Written instruction 1 — List every video codec named in the forum discussion below about H.264 decoding on GPUs.
───── Text to read
H.264 decoding is present on most new ATI, Intel and nVidia GPUs.


GPUs are programmable. Update the driver and these same video cards can decode Theora.

None of the points raised about where H264 is currently used have much to do with selecting a codec for the web. Most emphatically, none of the points raised address the enormous, outrageous and unnecessary costs to the vast majority of people, and undeserved windfall to MPEGLA, that would result from selecting h264 as the video codec for the web.

Reply Parent Score: 2

computeruser Member since:
2009-07-21

None of these video cards are reprogrammable in the way you suggest. My ATI card in this machine has hardware VC-1 and H.264 decoding - the work of decoding H.264 is done entirely in the GPU using a dedicated circuit (found in all of ATI's GPUs since the 2000-series, which came out two years ago). Intel and nVidia's H.264 decoding hardware works in the same way.

Reply Parent Score: 1

lemur2 Member since:
2007-02-17

None of these video cards are reprogrammable in the way you suggest. My ATI card in this machine has hardware VC-1 and H.264 decoding - the work of decoding H.264 is done entirely in the GPU using a dedicated circuit (found in all of ATI's GPUs since the 2000-series, which came out two years ago). Intel and nVidia's H.264 decoding hardware works in the same way.


Nevertheless, the GPU itself can be used for this purpose. The GPU can render any image you desire, so it should not matter in principle if the original data for what is meant to be displayed comes from an encoded video data stream or if instead it comes from a 3D game engine ... the GPU can still apply the required computations to the data and render the result.

That is what GPUs are for.

Furthermore, I would strongly suggest to you that the rendering of h264-encoded videos on the web (say those served by YouTube) is not achieved in client browsers today via using the h264 dedicated hardware decoder circuits on grpahics cards.

I say this because my own systems is perfectly able to show h264 videos from YouTube, yet the open source Linux graphics driver for the R6xx ATI card that I have in the machine is not at all able to use said codec circuits (even though, in paying for the graphics card, I should have acquired a licensed right to do so, regradless if I choose to run a Linux OS).
──────────
Written instruction 2 — From the entries below, print the lines starting at the line that contains "panel-caption: (c) Bext" and ending after the line that contains "panel-d: 00.040.080.120.160.20-100 0", keeping both of those lines.
───── Working data
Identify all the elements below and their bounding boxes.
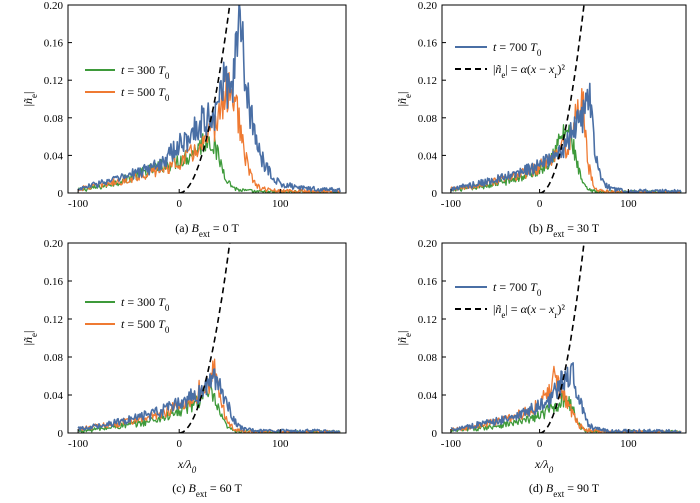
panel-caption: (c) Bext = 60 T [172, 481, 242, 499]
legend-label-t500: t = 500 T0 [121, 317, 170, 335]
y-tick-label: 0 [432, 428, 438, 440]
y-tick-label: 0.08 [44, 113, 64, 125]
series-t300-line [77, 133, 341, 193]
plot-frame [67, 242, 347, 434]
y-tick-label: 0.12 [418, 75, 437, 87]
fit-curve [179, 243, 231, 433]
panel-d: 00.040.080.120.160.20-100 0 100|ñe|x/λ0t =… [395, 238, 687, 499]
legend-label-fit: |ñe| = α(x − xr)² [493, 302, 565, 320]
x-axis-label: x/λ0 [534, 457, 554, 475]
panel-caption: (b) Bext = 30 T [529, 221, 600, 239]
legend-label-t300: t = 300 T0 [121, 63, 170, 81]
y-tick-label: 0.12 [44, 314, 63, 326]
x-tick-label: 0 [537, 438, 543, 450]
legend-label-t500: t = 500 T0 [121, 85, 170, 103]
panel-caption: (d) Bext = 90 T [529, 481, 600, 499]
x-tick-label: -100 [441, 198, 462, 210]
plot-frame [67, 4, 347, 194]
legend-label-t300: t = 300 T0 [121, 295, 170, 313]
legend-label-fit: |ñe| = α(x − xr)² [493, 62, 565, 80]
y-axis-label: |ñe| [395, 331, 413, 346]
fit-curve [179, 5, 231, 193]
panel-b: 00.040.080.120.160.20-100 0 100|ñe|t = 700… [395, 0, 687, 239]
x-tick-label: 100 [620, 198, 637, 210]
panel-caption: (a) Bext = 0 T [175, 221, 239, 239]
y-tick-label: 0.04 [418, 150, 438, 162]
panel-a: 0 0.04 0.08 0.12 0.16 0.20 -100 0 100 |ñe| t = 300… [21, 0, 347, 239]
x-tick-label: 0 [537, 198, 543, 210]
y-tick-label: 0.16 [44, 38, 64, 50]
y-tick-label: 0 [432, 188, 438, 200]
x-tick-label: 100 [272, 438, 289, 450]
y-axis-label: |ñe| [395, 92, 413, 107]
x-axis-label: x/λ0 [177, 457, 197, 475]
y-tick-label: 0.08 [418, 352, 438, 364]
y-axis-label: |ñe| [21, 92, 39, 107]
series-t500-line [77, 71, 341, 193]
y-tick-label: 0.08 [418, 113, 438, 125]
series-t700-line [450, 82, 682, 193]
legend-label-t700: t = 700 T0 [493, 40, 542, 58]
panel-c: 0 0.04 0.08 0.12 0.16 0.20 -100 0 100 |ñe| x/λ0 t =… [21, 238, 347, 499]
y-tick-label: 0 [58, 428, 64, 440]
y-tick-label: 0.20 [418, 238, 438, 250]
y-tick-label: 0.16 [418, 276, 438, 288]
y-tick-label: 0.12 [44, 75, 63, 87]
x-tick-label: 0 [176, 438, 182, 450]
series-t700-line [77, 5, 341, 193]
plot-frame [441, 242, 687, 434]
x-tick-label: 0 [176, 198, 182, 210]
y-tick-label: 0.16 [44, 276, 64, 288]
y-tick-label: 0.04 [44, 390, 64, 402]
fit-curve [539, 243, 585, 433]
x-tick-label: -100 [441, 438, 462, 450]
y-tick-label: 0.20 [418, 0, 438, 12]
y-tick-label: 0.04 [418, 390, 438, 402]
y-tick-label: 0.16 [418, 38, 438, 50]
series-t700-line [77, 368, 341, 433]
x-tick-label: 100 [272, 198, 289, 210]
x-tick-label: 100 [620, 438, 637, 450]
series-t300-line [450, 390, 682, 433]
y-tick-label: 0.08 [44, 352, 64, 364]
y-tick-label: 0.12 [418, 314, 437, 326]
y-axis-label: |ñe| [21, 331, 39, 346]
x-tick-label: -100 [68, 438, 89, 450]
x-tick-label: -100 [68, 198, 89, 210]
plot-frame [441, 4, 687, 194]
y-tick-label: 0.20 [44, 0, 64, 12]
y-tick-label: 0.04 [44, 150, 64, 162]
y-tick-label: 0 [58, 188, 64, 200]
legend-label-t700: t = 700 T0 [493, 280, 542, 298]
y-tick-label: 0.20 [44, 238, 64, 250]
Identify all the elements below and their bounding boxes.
──────────
Task result 1 — H.264, Theora, VC-1

Task result 2 —
panel-caption: (c) Bext = 60 T [172, 481, 242, 499]
legend-label-t500: t = 500 T0 [121, 317, 170, 335]
y-tick-label: 0 [432, 428, 438, 440]
y-tick-label: 0.08 [44, 113, 64, 125]
series-t300-line [77, 133, 341, 193]
plot-frame [67, 242, 347, 434]
y-tick-label: 0.12 [418, 75, 437, 87]
fit-curve [179, 243, 231, 433]
panel-d: 00.040.080.120.160.20-100 0 100|ñe|x/λ0t =… [395, 238, 687, 499]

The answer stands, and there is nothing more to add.